## [SHORT PROBLEM]
Every line with the string "marker" should be gathered.

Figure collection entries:
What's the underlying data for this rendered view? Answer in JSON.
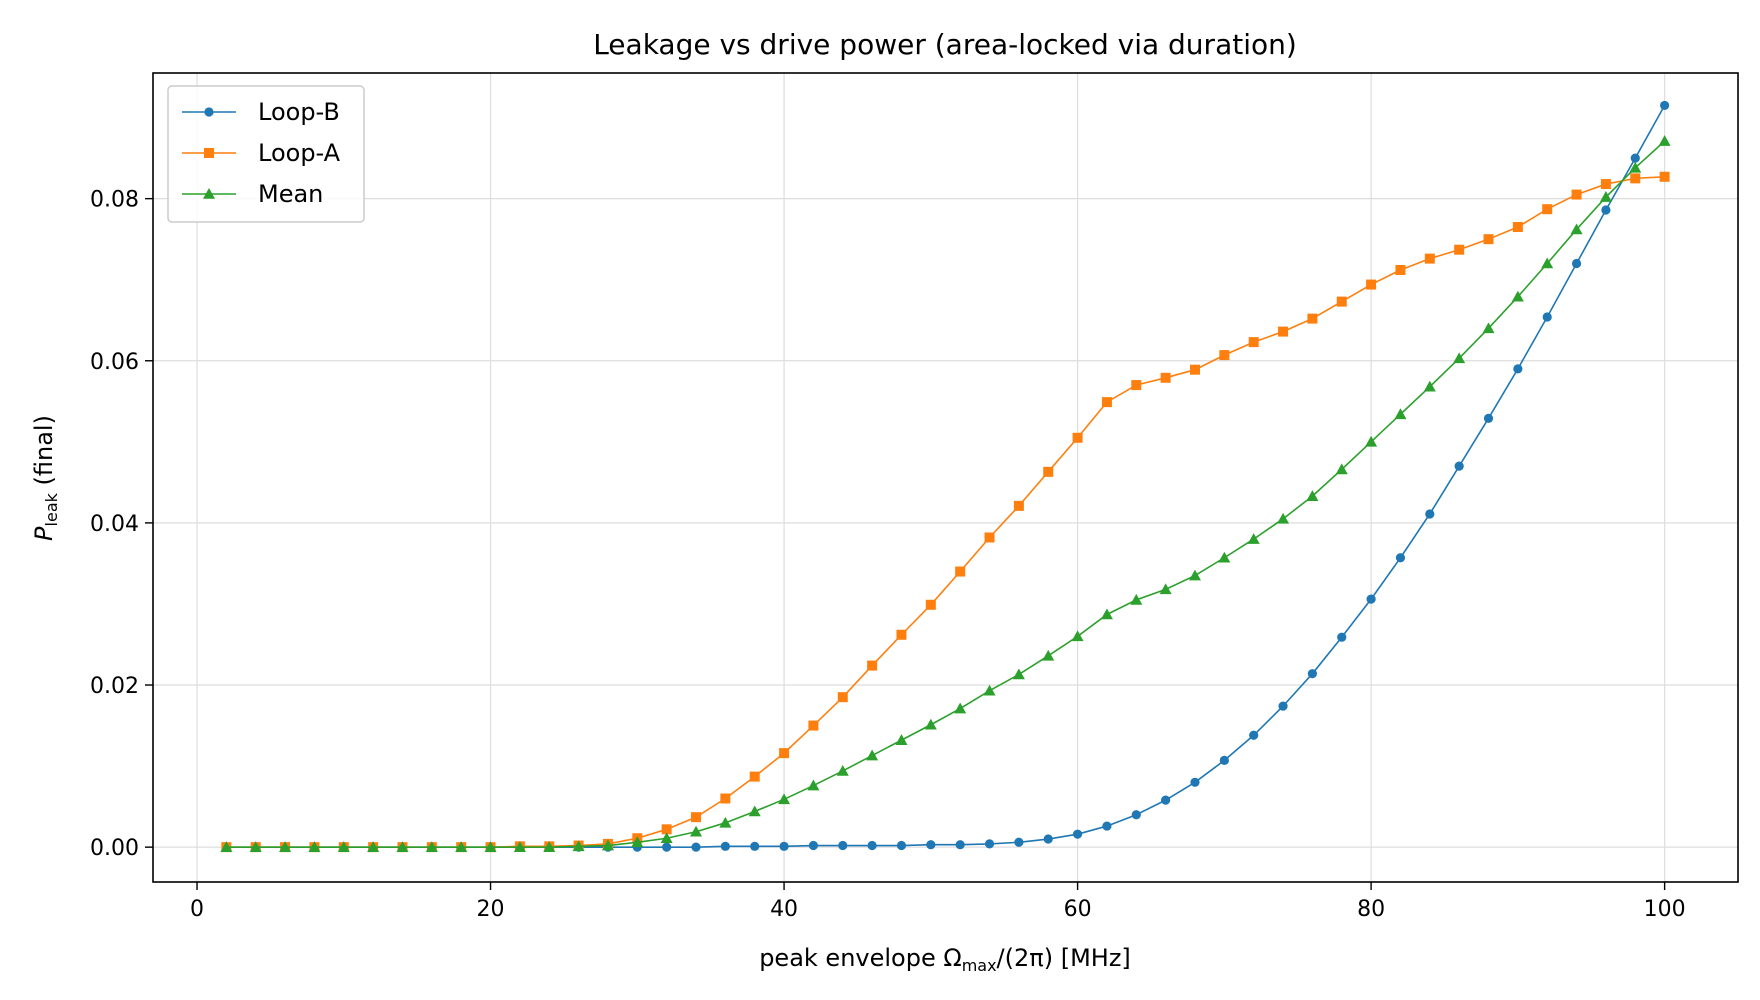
{
  "chart_data": {
    "type": "line",
    "title": "Leakage vs drive power (area-locked via duration)",
    "xlabel": {
      "main": "peak envelope Ω",
      "sub": "max",
      "rest": "/(2π) [MHz]"
    },
    "ylabel": {
      "main": "P",
      "sub": "leak",
      "rest": " (final)"
    },
    "xlim": [
      -3,
      105
    ],
    "ylim": [
      -0.0043,
      0.0955
    ],
    "xticks": [
      0,
      20,
      40,
      60,
      80,
      100
    ],
    "yticks": [
      0.0,
      0.02,
      0.04,
      0.06,
      0.08
    ],
    "ytick_labels": [
      "0.00",
      "0.02",
      "0.04",
      "0.06",
      "0.08"
    ],
    "grid": true,
    "legend_position": "top-left",
    "x": [
      2,
      4,
      6,
      8,
      10,
      12,
      14,
      16,
      18,
      20,
      22,
      24,
      26,
      28,
      30,
      32,
      34,
      36,
      38,
      40,
      42,
      44,
      46,
      48,
      50,
      52,
      54,
      56,
      58,
      60,
      62,
      64,
      66,
      68,
      70,
      72,
      74,
      76,
      78,
      80,
      82,
      84,
      86,
      88,
      90,
      92,
      94,
      96,
      98,
      100
    ],
    "series": [
      {
        "name": "Loop-B",
        "color": "#1f77b4",
        "marker": "circle",
        "values": [
          0,
          0,
          0,
          0,
          0,
          0,
          0,
          0,
          0,
          0,
          0,
          0,
          0,
          0,
          0,
          0,
          0,
          0.0001,
          0.0001,
          0.0001,
          0.0002,
          0.0002,
          0.0002,
          0.0002,
          0.0003,
          0.0003,
          0.0004,
          0.0006,
          0.001,
          0.0016,
          0.0026,
          0.004,
          0.0058,
          0.008,
          0.0107,
          0.0138,
          0.0174,
          0.0214,
          0.0259,
          0.0306,
          0.0357,
          0.0411,
          0.047,
          0.0529,
          0.059,
          0.0654,
          0.072,
          0.0786,
          0.085,
          0.0915
        ]
      },
      {
        "name": "Loop-A",
        "color": "#ff7f0e",
        "marker": "square",
        "values": [
          0,
          0,
          0,
          0,
          0,
          0,
          0,
          0,
          0,
          0,
          0.0001,
          0.0001,
          0.0002,
          0.0004,
          0.0011,
          0.0022,
          0.0037,
          0.006,
          0.0087,
          0.0116,
          0.015,
          0.0185,
          0.0224,
          0.0262,
          0.0299,
          0.034,
          0.0382,
          0.0421,
          0.0463,
          0.0505,
          0.0549,
          0.057,
          0.0579,
          0.0589,
          0.0607,
          0.0623,
          0.0636,
          0.0652,
          0.0673,
          0.0694,
          0.0712,
          0.0726,
          0.0737,
          0.075,
          0.0765,
          0.0787,
          0.0805,
          0.0818,
          0.0825,
          0.0827
        ]
      },
      {
        "name": "Mean",
        "color": "#2ca02c",
        "marker": "triangle",
        "values": [
          0,
          0,
          0,
          0,
          0,
          0,
          0,
          0,
          0,
          0,
          0,
          0,
          0.0001,
          0.0002,
          0.0006,
          0.0011,
          0.0019,
          0.003,
          0.0044,
          0.0059,
          0.0076,
          0.0094,
          0.0113,
          0.0132,
          0.0151,
          0.0171,
          0.0193,
          0.0213,
          0.0236,
          0.026,
          0.0287,
          0.0305,
          0.0318,
          0.0335,
          0.0357,
          0.038,
          0.0405,
          0.0433,
          0.0466,
          0.05,
          0.0534,
          0.0568,
          0.0603,
          0.064,
          0.0679,
          0.072,
          0.0762,
          0.0802,
          0.0838,
          0.0871
        ]
      }
    ]
  }
}
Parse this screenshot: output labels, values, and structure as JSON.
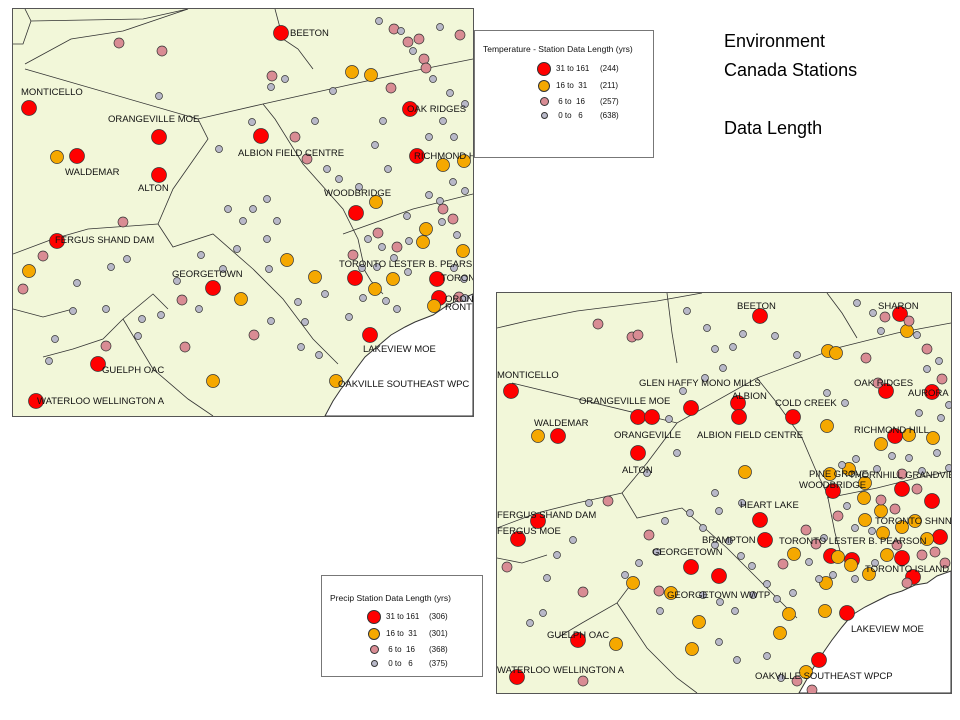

## [SOLUTION]
        "marker": "circle",
        "marker": "square",
        "marker": "triangle",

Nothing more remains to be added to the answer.